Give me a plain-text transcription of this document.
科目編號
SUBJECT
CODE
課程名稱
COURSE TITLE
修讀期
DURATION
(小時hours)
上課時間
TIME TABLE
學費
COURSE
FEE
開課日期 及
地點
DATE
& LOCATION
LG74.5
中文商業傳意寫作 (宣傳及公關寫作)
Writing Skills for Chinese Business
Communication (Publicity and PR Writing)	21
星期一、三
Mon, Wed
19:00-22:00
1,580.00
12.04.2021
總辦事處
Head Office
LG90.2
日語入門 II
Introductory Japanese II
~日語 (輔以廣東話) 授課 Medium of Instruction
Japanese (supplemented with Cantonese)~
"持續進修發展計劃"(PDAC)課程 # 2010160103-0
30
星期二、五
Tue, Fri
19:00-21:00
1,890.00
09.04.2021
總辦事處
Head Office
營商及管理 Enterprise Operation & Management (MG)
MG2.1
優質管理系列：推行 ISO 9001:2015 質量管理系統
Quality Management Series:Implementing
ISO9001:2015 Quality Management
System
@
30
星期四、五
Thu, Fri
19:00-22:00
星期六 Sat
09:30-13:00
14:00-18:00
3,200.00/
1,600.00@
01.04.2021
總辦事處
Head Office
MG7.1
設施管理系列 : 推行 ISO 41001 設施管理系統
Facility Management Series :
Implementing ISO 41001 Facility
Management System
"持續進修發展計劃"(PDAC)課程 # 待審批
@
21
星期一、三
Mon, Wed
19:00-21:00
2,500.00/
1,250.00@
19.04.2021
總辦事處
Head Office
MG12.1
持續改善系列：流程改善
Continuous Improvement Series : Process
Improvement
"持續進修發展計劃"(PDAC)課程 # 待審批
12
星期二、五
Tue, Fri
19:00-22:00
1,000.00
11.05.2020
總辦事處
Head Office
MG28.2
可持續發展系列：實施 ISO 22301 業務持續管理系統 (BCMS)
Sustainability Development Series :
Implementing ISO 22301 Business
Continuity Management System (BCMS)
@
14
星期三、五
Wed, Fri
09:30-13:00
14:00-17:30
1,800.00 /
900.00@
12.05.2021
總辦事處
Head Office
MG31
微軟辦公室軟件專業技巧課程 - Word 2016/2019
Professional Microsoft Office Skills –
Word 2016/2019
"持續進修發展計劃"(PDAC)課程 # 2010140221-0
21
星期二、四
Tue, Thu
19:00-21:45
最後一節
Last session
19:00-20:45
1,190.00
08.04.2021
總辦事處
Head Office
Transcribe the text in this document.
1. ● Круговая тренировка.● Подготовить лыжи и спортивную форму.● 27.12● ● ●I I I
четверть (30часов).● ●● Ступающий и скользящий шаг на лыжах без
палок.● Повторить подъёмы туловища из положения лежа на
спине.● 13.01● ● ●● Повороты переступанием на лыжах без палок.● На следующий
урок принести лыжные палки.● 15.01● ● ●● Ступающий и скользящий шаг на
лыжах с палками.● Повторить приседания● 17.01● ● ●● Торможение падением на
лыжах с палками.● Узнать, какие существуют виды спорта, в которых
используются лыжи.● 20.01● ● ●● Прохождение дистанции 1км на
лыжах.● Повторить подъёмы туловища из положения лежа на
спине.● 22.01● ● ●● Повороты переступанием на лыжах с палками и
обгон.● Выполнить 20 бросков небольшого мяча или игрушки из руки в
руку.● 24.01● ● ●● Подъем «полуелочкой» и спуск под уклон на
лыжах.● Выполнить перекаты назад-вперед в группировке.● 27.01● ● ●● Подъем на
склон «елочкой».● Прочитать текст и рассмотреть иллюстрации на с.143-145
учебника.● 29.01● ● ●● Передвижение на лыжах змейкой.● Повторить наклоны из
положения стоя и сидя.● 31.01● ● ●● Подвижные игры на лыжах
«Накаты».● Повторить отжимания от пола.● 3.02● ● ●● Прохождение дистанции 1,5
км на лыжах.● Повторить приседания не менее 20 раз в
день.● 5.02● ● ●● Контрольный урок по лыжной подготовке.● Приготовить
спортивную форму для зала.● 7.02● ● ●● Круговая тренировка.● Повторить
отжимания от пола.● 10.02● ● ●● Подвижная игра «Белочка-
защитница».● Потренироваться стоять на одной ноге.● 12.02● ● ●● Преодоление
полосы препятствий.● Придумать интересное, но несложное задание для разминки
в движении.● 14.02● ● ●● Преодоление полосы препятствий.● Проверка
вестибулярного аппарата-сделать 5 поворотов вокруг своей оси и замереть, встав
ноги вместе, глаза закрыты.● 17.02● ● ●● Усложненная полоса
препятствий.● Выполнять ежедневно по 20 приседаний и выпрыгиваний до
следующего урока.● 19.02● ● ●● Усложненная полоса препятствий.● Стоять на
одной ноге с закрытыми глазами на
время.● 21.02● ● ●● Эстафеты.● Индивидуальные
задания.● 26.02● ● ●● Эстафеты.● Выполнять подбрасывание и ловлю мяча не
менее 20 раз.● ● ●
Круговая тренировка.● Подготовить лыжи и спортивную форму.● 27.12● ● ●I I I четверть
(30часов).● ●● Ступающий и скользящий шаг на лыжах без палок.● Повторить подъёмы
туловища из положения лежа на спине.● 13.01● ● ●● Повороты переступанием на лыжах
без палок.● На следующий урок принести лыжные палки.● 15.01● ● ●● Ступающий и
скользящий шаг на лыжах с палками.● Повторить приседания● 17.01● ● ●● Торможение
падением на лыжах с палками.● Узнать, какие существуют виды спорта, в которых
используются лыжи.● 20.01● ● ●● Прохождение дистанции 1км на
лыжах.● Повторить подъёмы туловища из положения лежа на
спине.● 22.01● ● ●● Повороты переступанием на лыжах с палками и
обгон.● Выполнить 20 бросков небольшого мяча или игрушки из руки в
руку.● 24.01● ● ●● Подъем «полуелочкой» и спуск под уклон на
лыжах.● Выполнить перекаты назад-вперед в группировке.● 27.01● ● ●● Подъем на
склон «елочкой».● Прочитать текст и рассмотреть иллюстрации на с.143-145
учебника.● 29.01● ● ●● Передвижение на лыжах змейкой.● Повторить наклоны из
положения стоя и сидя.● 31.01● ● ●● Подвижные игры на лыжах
**********
## [Your goal]
Reproduce the complete data exactly as presented above.

## [Final result]
Give me a plain-text transcription of this document.
科目編號
SUBJECT
CODE
課程名稱
COURSE TITLE
修讀期
DURATION
(小時hours)
上課時間
TIME TABLE
學費
COURSE
FEE
開課日期 及
地點
DATE
& LOCATION
LG74.5
中文商業傳意寫作 (宣傳及公關寫作)
Writing Skills for Chinese Business
Communication (Publicity and PR Writing)	21
星期一、三
Mon, Wed
19:00-22:00
1,580.00
12.04.2021
總辦事處
Head Office
LG90.2
日語入門 II
Introductory Japanese II
~日語 (輔以廣東話) 授課 Medium of Instruction
Japanese (supplemented with Cantonese)~
"持續進修發展計劃"(PDAC)課程 # 2010160103-0
30
星期二、五
Tue, Fri
19:00-21:00
1,890.00
09.04.2021
總辦事處
Head Office
營商及管理 Enterprise Operation & Management (MG)
MG2.1
優質管理系列：推行 ISO 9001:2015 質量管理系統
Quality Management Series:Implementing
ISO9001:2015 Quality Management
System
@
30
星期四、五
Thu, Fri
19:00-22:00
星期六 Sat
09:30-13:00
14:00-18:00
3,200.00/
1,600.00@
01.04.2021
總辦事處
Head Office
MG7.1
設施管理系列 : 推行 ISO 41001 設施管理系統
Facility Management Series :
Implementing ISO 41001 Facility
Management System
"持續進修發展計劃"(PDAC)課程 # 待審批
@
21
星期一、三
Mon, Wed
19:00-21:00
2,500.00/
1,250.00@
19.04.2021
總辦事處
Head Office
MG12.1
持續改善系列：流程改善
Continuous Improvement Series : Process
Improvement
"持續進修發展計劃"(PDAC)課程 # 待審批
12
星期二、五
Tue, Fri
19:00-22:00
1,000.00
11.05.2020
總辦事處
Head Office
MG28.2
可持續發展系列：實施 ISO 22301 業務持續管理系統 (BCMS)
Sustainability Development Series :
Implementing ISO 22301 Business
Continuity Management System (BCMS)
@
14
星期三、五
Wed, Fri
09:30-13:00
14:00-17:30
1,800.00 /
900.00@
12.05.2021
總辦事處
Head Office
MG31
微軟辦公室軟件專業技巧課程 - Word 2016/2019
Professional Microsoft Office Skills –
Word 2016/2019
"持續進修發展計劃"(PDAC)課程 # 2010140221-0
21
星期二、四
Tue, Thu
19:00-21:45
最後一節
Last session
19:00-20:45
1,190.00
08.04.2021
總辦事處
Head Office
Transcribe the text in this document.
1. ● Круговая тренировка.● Подготовить лыжи и спортивную форму.● 27.12● ● ●I I I
четверть (30часов).● ●● Ступающий и скользящий шаг на лыжах без
палок.● Повторить подъёмы туловища из положения лежа на
спине.● 13.01● ● ●● Повороты переступанием на лыжах без палок.● На следующий
урок принести лыжные палки.● 15.01● ● ●● Ступающий и скользящий шаг на
лыжах с палками.● Повторить приседания● 17.01● ● ●● Торможение падением на
лыжах с палками.● Узнать, какие существуют виды спорта, в которых
используются лыжи.● 20.01● ● ●● Прохождение дистанции 1км на
лыжах.● Повторить подъёмы туловища из положения лежа на
спине.● 22.01● ● ●● Повороты переступанием на лыжах с палками и
обгон.● Выполнить 20 бросков небольшого мяча или игрушки из руки в
руку.● 24.01● ● ●● Подъем «полуелочкой» и спуск под уклон на
лыжах.● Выполнить перекаты назад-вперед в группировке.● 27.01● ● ●● Подъем на
склон «елочкой».● Прочитать текст и рассмотреть иллюстрации на с.143-145
учебника.● 29.01● ● ●● Передвижение на лыжах змейкой.● Повторить наклоны из
положения стоя и сидя.● 31.01● ● ●● Подвижные игры на лыжах
«Накаты».● Повторить отжимания от пола.● 3.02● ● ●● Прохождение дистанции 1,5
км на лыжах.● Повторить приседания не менее 20 раз в
день.● 5.02● ● ●● Контрольный урок по лыжной подготовке.● Приготовить
спортивную форму для зала.● 7.02● ● ●● Круговая тренировка.● Повторить
отжимания от пола.● 10.02● ● ●● Подвижная игра «Белочка-
защитница».● Потренироваться стоять на одной ноге.● 12.02● ● ●● Преодоление
полосы препятствий.● Придумать интересное, но несложное задание для разминки
в движении.● 14.02● ● ●● Преодоление полосы препятствий.● Проверка
вестибулярного аппарата-сделать 5 поворотов вокруг своей оси и замереть, встав
ноги вместе, глаза закрыты.● 17.02● ● ●● Усложненная полоса
препятствий.● Выполнять ежедневно по 20 приседаний и выпрыгиваний до
следующего урока.● 19.02● ● ●● Усложненная полоса препятствий.● Стоять на
одной ноге с закрытыми глазами на
время.● 21.02● ● ●● Эстафеты.● Индивидуальные
задания.● 26.02● ● ●● Эстафеты.● Выполнять подбрасывание и ловлю мяча не
менее 20 раз.● ● ●
Круговая тренировка.● Подготовить лыжи и спортивную форму.● 27.12● ● ●I I I четверть
(30часов).● ●● Ступающий и скользящий шаг на лыжах без палок.● Повторить подъёмы
туловища из положения лежа на спине.● 13.01● ● ●● Повороты переступанием на лыжах
без палок.● На следующий урок принести лыжные палки.● 15.01● ● ●● Ступающий и
скользящий шаг на лыжах с палками.● Повторить приседания● 17.01● ● ●● Торможение
падением на лыжах с палками.● Узнать, какие существуют виды спорта, в которых
используются лыжи.● 20.01● ● ●● Прохождение дистанции 1км на
лыжах.● Повторить подъёмы туловища из положения лежа на
спине.● 22.01● ● ●● Повороты переступанием на лыжах с палками и
обгон.● Выполнить 20 бросков небольшого мяча или игрушки из руки в
руку.● 24.01● ● ●● Подъем «полуелочкой» и спуск под уклон на
лыжах.● Выполнить перекаты назад-вперед в группировке.● 27.01● ● ●● Подъем на
склон «елочкой».● Прочитать текст и рассмотреть иллюстрации на с.143-145
учебника.● 29.01● ● ●● Передвижение на лыжах змейкой.● Повторить наклоны из
положения стоя и сидя.● 31.01● ● ●● Подвижные игры на лыжах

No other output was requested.